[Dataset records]
►
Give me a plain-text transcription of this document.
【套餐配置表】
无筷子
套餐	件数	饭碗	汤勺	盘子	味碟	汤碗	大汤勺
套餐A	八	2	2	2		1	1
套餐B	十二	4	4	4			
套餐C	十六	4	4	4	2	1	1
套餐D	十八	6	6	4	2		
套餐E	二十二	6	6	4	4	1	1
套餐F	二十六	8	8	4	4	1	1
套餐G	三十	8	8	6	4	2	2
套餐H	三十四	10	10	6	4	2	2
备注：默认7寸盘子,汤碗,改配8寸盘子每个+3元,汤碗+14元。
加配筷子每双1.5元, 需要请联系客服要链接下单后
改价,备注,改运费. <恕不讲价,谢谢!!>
◄
| Exercise directions |
Restate the listing in full, word for word.

| Solution to this problem |
Give me a plain-text transcription of this document.
【套餐配置表】
无筷子
套餐	件数	饭碗	汤勺	盘子	味碟	汤碗	大汤勺
套餐A	八	2	2	2		1	1
套餐B	十二	4	4	4			
套餐C	十六	4	4	4	2	1	1
套餐D	十八	6	6	4	2		
套餐E	二十二	6	6	4	4	1	1
套餐F	二十六	8	8	4	4	1	1
套餐G	三十	8	8	6	4	2	2
套餐H	三十四	10	10	6	4	2	2
备注：默认7寸盘子,汤碗,改配8寸盘子每个+3元,汤碗+14元。
加配筷子每双1.5元, 需要请联系客服要链接下单后
改价,备注,改运费. <恕不讲价,谢谢!!>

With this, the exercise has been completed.